## Start SUPPLIED PASSAGE

With reference to FIG. 5, in the radio resource region according to an embodiment of the disclosure, the horizontal axis represents the time domain and the vertical axis represents the frequency domain. The minimum transmission unit in the time domain is OFDM or DFT-S-OFDM symbols, and N_symb OFDM or DFT-S-OFDM symbols 530 may be included in one slot 505. In the NR system, unlike the slot, the length of a subframe may be defined as 1.0 ms, and the length of a radio frame 500 may be defined as 10 ms. The minimum transmission unit in the frequency domain is subcarriers, and the entire system transmission bandwidth may include a total of N_BW subcarriers 525. Specific values such as N_symb and N_BW may be variably applied depending on the system. The basic unit of the time-frequency resource region is a resource element (RE) 510, which may be represented by an OFDM or DFT-S-OFDM symbol index and a subcarrier index. A resource block (RB) 515 may be defined as N_RB consecutive subcarriers 520 in the frequency domain. In general, the minimum transmission unit of data is an RB, and N_symb=14 and N_RB=12 in the NR system.

The structure of time-frequency resources as shown in FIG. 5 may be applied to the Uu interface. In addition, the time-frequency resource structure as shown in FIG. 5 may be similarly applied to the sidelink.

According to an embodiment of the disclosure, in a case where a UE (also referred to as remote UE or remote terminal) is connected to another UE via a sidelink relay (also referred to as relay or relay UE) to transmit and receive data, operation procedures of the UE, the sidelink relay, and the other UE for handling the integrity of packets are described.

A sidelink relay according to an embodiment of the disclosure may be authenticated to be used for at least one of a specific service, a specific UE, a specific sidelink flow, a specific sidelink bearer, a specific unicast link, a specific source identifier, or a specific destination identifier, or a combination thereof. The sidelink relay may establish a direct connection to an authenticated UE at the time of installation.

A sidelink relay according to an embodiment of the disclosure may establish a sidelink direct connection to an authenticated UE upon receiving a relay discovery message from the authenticated UE. The sidelink relay may establish a direct sidelink connection to the authenticated UE when it receives a relay discovery message from the authenticated UE as a response to a relay discovery message transmitted by the sidelink relay itself.

## End SUPPLIED PASSAGE
## Start DATA TO USE

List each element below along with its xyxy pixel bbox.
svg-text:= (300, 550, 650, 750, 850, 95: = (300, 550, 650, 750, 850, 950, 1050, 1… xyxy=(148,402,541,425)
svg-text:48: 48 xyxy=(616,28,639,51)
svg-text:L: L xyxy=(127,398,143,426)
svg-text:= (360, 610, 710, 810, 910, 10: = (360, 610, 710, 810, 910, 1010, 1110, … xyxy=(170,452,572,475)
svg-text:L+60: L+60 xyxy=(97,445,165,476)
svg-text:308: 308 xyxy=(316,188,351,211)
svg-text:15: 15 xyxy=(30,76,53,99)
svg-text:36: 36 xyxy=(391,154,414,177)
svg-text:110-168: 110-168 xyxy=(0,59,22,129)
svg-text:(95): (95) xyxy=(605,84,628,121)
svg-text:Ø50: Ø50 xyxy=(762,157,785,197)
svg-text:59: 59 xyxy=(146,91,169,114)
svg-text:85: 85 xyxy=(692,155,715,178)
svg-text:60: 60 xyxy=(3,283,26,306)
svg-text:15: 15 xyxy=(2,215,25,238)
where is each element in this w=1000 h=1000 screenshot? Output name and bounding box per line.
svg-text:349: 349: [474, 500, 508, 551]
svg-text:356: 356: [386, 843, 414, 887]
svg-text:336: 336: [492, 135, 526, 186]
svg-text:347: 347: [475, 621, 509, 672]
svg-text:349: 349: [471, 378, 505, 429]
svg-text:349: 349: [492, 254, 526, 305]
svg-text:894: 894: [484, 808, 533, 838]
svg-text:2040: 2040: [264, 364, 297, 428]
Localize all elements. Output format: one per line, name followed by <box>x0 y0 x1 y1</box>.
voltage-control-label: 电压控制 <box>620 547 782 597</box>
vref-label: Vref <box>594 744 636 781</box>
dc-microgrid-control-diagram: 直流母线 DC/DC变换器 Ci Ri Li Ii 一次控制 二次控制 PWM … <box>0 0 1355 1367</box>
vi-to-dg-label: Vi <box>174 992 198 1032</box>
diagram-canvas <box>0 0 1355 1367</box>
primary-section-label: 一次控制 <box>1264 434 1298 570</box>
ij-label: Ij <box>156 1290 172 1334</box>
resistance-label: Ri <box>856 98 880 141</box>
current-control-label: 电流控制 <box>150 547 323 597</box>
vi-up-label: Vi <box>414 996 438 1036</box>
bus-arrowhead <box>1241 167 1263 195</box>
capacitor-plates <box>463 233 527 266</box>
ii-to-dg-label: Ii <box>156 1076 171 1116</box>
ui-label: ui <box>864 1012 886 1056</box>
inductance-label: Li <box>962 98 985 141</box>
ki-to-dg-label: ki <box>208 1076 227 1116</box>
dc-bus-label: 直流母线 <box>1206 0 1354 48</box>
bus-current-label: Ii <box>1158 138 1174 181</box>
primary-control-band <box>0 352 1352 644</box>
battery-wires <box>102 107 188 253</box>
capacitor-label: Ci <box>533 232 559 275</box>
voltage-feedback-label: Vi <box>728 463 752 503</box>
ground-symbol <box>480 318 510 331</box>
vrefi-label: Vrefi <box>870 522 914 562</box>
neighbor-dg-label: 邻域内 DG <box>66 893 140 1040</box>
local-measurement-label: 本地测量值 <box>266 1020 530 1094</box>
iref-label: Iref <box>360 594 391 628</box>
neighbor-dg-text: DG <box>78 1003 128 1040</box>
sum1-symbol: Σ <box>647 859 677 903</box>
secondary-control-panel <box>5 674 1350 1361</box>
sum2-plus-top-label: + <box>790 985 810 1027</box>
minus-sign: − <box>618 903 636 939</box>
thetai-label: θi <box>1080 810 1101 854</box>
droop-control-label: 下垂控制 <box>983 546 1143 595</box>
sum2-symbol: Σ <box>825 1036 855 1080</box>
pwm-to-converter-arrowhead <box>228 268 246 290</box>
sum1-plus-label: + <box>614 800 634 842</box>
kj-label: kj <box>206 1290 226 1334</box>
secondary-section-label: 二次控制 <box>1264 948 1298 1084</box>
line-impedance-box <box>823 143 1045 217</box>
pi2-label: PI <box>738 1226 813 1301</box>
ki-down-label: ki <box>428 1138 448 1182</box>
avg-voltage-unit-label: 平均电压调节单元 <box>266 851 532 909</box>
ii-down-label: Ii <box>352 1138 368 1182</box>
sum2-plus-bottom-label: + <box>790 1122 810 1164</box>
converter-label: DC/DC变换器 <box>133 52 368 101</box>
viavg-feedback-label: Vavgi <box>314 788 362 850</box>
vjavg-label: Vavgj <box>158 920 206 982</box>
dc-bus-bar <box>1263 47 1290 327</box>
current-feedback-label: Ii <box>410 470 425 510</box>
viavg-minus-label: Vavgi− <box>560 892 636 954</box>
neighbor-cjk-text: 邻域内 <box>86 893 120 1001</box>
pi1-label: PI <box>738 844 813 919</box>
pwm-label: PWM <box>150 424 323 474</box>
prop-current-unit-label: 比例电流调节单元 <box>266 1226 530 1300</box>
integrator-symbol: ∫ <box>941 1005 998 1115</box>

## End DATA TO USE

- REQUIRED ACTIONS -
(1) Put the records, from their first line through the line that contains "primary-control-band <box>0 352", into a Markdown table with the columns Row and Line, numbering each row and leaving out blank lines.
(2) Write what follows the passage on sidelink relays, picking up right after its last sentence.

- RESULTS BY TASK -
(1)
| Row | Line |
|---|---|
| 1 | List each element below along with its xyxy pixel bbox. |
| 2 | svg-text:= (300, 550, 650, 750, 850, 95: = (300, 550, 650, 750, 850, 950, 1050, 1… xyxy=(148,402,541,425) |
| 3 | svg-text:48: 48 xyxy=(616,28,639,51) |
| 4 | svg-text:L: L xyxy=(127,398,143,426) |
| 5 | svg-text:= (360, 610, 710, 810, 910, 10: = (360, 610, 710, 810, 910, 1010, 1110, … xyxy=(170,452,572,475) |
| 6 | svg-text:L+60: L+60 xyxy=(97,445,165,476) |
| 7 | svg-text:308: 308 xyxy=(316,188,351,211) |
| 8 | svg-text:15: 15 xyxy=(30,76,53,99) |
| 9 | svg-text:36: 36 xyxy=(391,154,414,177) |
| 10 | svg-text:110-168: 110-168 xyxy=(0,59,22,129) |
| 11 | svg-text:(95): (95) xyxy=(605,84,628,121) |
| 12 | svg-text:Ø50: Ø50 xyxy=(762,157,785,197) |
| 13 | svg-text:59: 59 xyxy=(146,91,169,114) |
| 14 | svg-text:85: 85 xyxy=(692,155,715,178) |
| 15 | svg-text:60: 60 xyxy=(3,283,26,306) |
| 16 | svg-text:15: 15 xyxy=(2,215,25,238) |
| 17 | where is each element in this w=1000 h=1000 screenshot? Output name and bounding box per line. |
| 18 | svg-text:349: 349: [474, 500, 508, 551] |
| 19 | svg-text:356: 356: [386, 843, 414, 887] |
| 20 | svg-text:336: 336: [492, 135, 526, 186] |
| 21 | svg-text:347: 347: [475, 621, 509, 672] |
| 22 | svg-text:349: 349: [471, 378, 505, 429] |
| 23 | svg-text:349: 349: [492, 254, 526, 305] |
| 24 | svg-text:894: 894: [484, 808, 533, 838] |
| 25 | svg-text:2040: 2040: [264, 364, 297, 428] |
| 26 | Localize all elements. Output format: one per line, name followed by <box>x0 y0 x1 y1</box>. |
| 27 | voltage-control-label: 电压控制 <box>620 547 782 597</box> |
| 28 | vref-label: Vref <box>594 744 636 781</box> |
| 29 | dc-microgrid-control-diagram: 直流母线 DC/DC变换器 Ci Ri Li Ii 一次控制 二次控制 PWM … <box>0 0 1355 1367</box> |
| 30 | vi-to-dg-label: Vi <box>174 992 198 1032</box> |
| 31 | diagram-canvas <box>0 0 1355 1367</box> |
| 32 | primary-section-label: 一次控制 <box>1264 434 1298 570</box> |
| 33 | ij-label: Ij <box>156 1290 172 1334</box> |
| 34 | resistance-label: Ri <box>856 98 880 141</box> |
| 35 | current-control-label: 电流控制 <box>150 547 323 597</box> |
| 36 | vi-up-label: Vi <box>414 996 438 1036</box> |
| 37 | bus-arrowhead <box>1241 167 1263 195</box> |
| 38 | capacitor-plates <box>463 233 527 266</box> |
| 39 | ii-to-dg-label: Ii <box>156 1076 171 1116</box> |
| 40 | ui-label: ui <box>864 1012 886 1056</box> |
| 41 | inductance-label: Li <box>962 98 985 141</box> |
| 42 | ki-to-dg-label: ki <box>208 1076 227 1116</box> |
| 43 | dc-bus-label: 直流母线 <box>1206 0 1354 48</box> |
| 44 | bus-current-label: Ii <box>1158 138 1174 181</box> |
| 45 | primary-control-band <box>0 352 1352 644</box> |

(2)
When the sidelink relay receives a PC5 direct link establishment request from an authenticated UE, it may establish a sidelink direct connection to the authenticated UE. The method of PC5 direct link establishment request used by the sidelink relay and the UE for relay connection may include at least one of including “connection via relay indication” in a normal PC5 direct link establishment request message, separately defining a “PC5 direct link establishment message for relaying”, or configuring to use a normal PC5 direct link establishment request message transmitted on a sidelink radio bearer (may be denoted as SLRB) for relaying, or a combination thereof. However, the method of PC5 direct link establishment request used by the sidelink relay and the UE for relay connection is not limited to those described above.

Next, with reference to FIG. 6, when establishing a direct connection between a UE and another UE through a sidelink relay to transmit and receive signaling and data, the procedure for establishing a sidelink unicast connection between the UE and the sidelink relay, a sidelink unicast connection between the sidelink relay and the other UE, and a sidelink unicast connection between the UE and the other UE through the sidelink relay will be described.

FIG. 6 is a diagram illustrating a procedure for processing configuration information for relaying signaling and data in a wireless communication system where a UE and another UE perform communication via a sidelink relay according to an embodiment of the disclosure.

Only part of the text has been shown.